Listed entries |
>>>
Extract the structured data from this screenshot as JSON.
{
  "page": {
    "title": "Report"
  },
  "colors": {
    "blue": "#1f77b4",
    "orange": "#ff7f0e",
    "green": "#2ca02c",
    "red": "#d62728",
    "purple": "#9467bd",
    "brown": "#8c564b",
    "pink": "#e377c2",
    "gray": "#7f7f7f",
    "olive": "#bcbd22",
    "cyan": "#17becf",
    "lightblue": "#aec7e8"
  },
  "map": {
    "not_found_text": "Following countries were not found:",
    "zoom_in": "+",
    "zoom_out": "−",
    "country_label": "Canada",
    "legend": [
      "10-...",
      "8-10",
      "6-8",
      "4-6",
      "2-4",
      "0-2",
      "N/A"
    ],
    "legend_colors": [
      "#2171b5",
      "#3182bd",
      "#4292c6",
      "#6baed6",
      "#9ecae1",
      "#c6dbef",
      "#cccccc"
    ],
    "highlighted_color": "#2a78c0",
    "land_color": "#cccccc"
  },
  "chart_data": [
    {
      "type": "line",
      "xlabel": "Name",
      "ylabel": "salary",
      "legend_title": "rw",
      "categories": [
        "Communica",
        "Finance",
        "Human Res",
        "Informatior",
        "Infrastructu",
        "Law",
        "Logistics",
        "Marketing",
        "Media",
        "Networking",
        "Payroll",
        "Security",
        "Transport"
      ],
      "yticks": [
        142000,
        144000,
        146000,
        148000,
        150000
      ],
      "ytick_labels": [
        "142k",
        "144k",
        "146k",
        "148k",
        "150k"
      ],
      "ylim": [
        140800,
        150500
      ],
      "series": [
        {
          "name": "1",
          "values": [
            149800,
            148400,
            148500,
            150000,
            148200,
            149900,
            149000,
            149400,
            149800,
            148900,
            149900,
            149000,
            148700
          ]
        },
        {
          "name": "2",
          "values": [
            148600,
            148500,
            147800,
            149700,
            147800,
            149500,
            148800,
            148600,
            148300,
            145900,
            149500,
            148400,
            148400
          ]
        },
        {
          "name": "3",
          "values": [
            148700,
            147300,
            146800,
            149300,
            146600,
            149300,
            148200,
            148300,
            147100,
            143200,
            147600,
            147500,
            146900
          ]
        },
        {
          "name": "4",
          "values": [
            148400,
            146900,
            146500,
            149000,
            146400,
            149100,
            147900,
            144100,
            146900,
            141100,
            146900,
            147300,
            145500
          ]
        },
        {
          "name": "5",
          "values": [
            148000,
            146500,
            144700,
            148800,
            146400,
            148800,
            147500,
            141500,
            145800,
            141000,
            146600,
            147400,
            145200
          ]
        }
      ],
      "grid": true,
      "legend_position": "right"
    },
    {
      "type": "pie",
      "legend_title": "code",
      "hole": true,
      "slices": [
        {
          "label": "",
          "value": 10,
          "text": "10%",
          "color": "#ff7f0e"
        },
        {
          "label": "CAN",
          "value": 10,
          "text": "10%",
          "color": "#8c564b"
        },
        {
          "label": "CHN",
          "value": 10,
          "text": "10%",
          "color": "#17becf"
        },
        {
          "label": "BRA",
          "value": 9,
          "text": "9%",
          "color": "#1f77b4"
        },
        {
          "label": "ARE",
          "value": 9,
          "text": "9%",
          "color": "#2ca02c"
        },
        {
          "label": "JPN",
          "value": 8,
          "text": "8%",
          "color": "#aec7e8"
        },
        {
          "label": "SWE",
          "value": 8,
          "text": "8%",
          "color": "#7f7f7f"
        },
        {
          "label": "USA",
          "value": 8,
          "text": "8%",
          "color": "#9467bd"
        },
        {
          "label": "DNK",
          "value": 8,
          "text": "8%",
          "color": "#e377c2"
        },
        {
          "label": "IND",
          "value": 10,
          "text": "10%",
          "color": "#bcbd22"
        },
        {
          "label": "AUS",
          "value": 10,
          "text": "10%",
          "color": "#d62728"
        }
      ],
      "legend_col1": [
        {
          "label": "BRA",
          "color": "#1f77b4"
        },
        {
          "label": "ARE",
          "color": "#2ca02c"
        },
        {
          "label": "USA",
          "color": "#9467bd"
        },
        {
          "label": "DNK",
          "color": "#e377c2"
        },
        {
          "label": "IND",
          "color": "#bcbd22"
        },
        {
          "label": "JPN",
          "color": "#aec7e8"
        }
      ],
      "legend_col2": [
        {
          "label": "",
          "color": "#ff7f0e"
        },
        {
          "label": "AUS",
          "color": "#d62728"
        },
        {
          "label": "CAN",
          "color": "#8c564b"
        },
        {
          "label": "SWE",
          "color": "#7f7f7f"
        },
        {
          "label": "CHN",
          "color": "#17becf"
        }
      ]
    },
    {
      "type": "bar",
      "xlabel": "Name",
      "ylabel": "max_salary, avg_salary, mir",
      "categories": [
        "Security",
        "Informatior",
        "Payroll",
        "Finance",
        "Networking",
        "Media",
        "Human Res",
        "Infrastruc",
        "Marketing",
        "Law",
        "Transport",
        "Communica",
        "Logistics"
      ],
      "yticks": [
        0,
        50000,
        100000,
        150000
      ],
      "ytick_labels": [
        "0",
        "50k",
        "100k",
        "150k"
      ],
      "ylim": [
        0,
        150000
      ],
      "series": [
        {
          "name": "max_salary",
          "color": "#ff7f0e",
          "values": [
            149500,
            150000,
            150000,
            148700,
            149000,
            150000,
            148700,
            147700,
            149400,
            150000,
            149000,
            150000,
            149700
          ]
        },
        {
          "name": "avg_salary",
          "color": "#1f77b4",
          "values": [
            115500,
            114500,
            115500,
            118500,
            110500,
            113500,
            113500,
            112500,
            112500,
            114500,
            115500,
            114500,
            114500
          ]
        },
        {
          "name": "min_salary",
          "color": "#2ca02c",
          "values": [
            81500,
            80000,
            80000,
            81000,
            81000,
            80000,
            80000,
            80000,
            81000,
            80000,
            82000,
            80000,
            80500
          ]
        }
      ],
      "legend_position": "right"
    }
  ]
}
<<<
To be done | The full set of records should be duplicated exactly.

Exercise response |
Extract the structured data from this screenshot as JSON.
{
  "page": {
    "title": "Report"
  },
  "colors": {
    "blue": "#1f77b4",
    "orange": "#ff7f0e",
    "green": "#2ca02c",
    "red": "#d62728",
    "purple": "#9467bd",
    "brown": "#8c564b",
    "pink": "#e377c2",
    "gray": "#7f7f7f",
    "olive": "#bcbd22",
    "cyan": "#17becf",
    "lightblue": "#aec7e8"
  },
  "map": {
    "not_found_text": "Following countries were not found:",
    "zoom_in": "+",
    "zoom_out": "−",
    "country_label": "Canada",
    "legend": [
      "10-...",
      "8-10",
      "6-8",
      "4-6",
      "2-4",
      "0-2",
      "N/A"
    ],
    "legend_colors": [
      "#2171b5",
      "#3182bd",
      "#4292c6",
      "#6baed6",
      "#9ecae1",
      "#c6dbef",
      "#cccccc"
    ],
    "highlighted_color": "#2a78c0",
    "land_color": "#cccccc"
  },
  "chart_data": [
    {
      "type": "line",
      "xlabel": "Name",
      "ylabel": "salary",
      "legend_title": "rw",
      "categories": [
        "Communica",
        "Finance",
        "Human Res",
        "Informatior",
        "Infrastructu",
        "Law",
        "Logistics",
        "Marketing",
        "Media",
        "Networking",
        "Payroll",
        "Security",
        "Transport"
      ],
      "yticks": [
        142000,
        144000,
        146000,
        148000,
        150000
      ],
      "ytick_labels": [
        "142k",
        "144k",
        "146k",
        "148k",
        "150k"
      ],
      "ylim": [
        140800,
        150500
      ],
      "series": [
        {
          "name": "1",
          "values": [
            149800,
            148400,
            148500,
            150000,
            148200,
            149900,
            149000,
            149400,
            149800,
            148900,
            149900,
            149000,
            148700
          ]
        },
        {
          "name": "2",
          "values": [
            148600,
            148500,
            147800,
            149700,
            147800,
            149500,
            148800,
            148600,
            148300,
            145900,
            149500,
            148400,
            148400
          ]
        },
        {
          "name": "3",
          "values": [
            148700,
            147300,
            146800,
            149300,
            146600,
            149300,
            148200,
            148300,
            147100,
            143200,
            147600,
            147500,
            146900
          ]
        },
        {
          "name": "4",
          "values": [
            148400,
            146900,
            146500,
            149000,
            146400,
            149100,
            147900,
            144100,
            146900,
            141100,
            146900,
            147300,
            145500
          ]
        },
        {
          "name": "5",
          "values": [
            148000,
            146500,
            144700,
            148800,
            146400,
            148800,
            147500,
            141500,
            145800,
            141000,
            146600,
            147400,
            145200
          ]
        }
      ],
      "grid": true,
      "legend_position": "right"
    },
    {
      "type": "pie",
      "legend_title": "code",
      "hole": true,
      "slices": [
        {
          "label": "",
          "value": 10,
          "text": "10%",
          "color": "#ff7f0e"
        },
        {
          "label": "CAN",
          "value": 10,
          "text": "10%",
          "color": "#8c564b"
        },
        {
          "label": "CHN",
          "value": 10,
          "text": "10%",
          "color": "#17becf"
        },
        {
          "label": "BRA",
          "value": 9,
          "text": "9%",
          "color": "#1f77b4"
        },
        {
          "label": "ARE",
          "value": 9,
          "text": "9%",
          "color": "#2ca02c"
        },
        {
          "label": "JPN",
          "value": 8,
          "text": "8%",
          "color": "#aec7e8"
        },
        {
          "label": "SWE",
          "value": 8,
          "text": "8%",
          "color": "#7f7f7f"
        },
        {
          "label": "USA",
          "value": 8,
          "text": "8%",
          "color": "#9467bd"
        },
        {
          "label": "DNK",
          "value": 8,
          "text": "8%",
          "color": "#e377c2"
        },
        {
          "label": "IND",
          "value": 10,
          "text": "10%",
          "color": "#bcbd22"
        },
        {
          "label": "AUS",
          "value": 10,
          "text": "10%",
          "color": "#d62728"
        }
      ],
      "legend_col1": [
        {
          "label": "BRA",
          "color": "#1f77b4"
        },
        {
          "label": "ARE",
          "color": "#2ca02c"
        },
        {
          "label": "USA",
          "color": "#9467bd"
        },
        {
          "label": "DNK",
          "color": "#e377c2"
        },
        {
          "label": "IND",
          "color": "#bcbd22"
        },
        {
          "label": "JPN",
          "color": "#aec7e8"
        }
      ],
      "legend_col2": [
        {
          "label": "",
          "color": "#ff7f0e"
        },
        {
          "label": "AUS",
          "color": "#d62728"
        },
        {
          "label": "CAN",
          "color": "#8c564b"
        },
        {
          "label": "SWE",
          "color": "#7f7f7f"
        },
        {
          "label": "CHN",
          "color": "#17becf"
        }
      ]
    },
    {
      "type": "bar",
      "xlabel": "Name",
      "ylabel": "max_salary, avg_salary, mir",
      "categories": [
        "Security",
        "Informatior",
        "Payroll",
        "Finance",
        "Networking",
        "Media",
        "Human Res",
        "Infrastruc",
        "Marketing",
        "Law",
        "Transport",
        "Communica",
        "Logistics"
      ],
      "yticks": [
        0,
        50000,
        100000,
        150000
      ],
      "ytick_labels": [
        "0",
        "50k",
        "100k",
        "150k"
      ],
      "ylim": [
        0,
        150000
      ],
      "series": [
        {
          "name": "max_salary",
          "color": "#ff7f0e",
          "values": [
            149500,
            150000,
            150000,
            148700,
            149000,
            150000,
            148700,
            147700,
            149400,
            150000,
            149000,
            150000,
            149700
          ]
        },
        {
          "name": "avg_salary",
          "color": "#1f77b4",
          "values": [
            115500,
            114500,
            115500,
            118500,
            110500,
            113500,
            113500,
            112500,
            112500,
            114500,
            115500,
            114500,
            114500
          ]
        },
        {
          "name": "min_salary",
          "color": "#2ca02c",
          "values": [
            81500,
            80000,
            80000,
            81000,
            81000,
            80000,
            80000,
            80000,
            81000,
            80000,
            82000,
            80000,
            80500
          ]
        }
      ],
      "legend_position": "right"
    }
  ]
}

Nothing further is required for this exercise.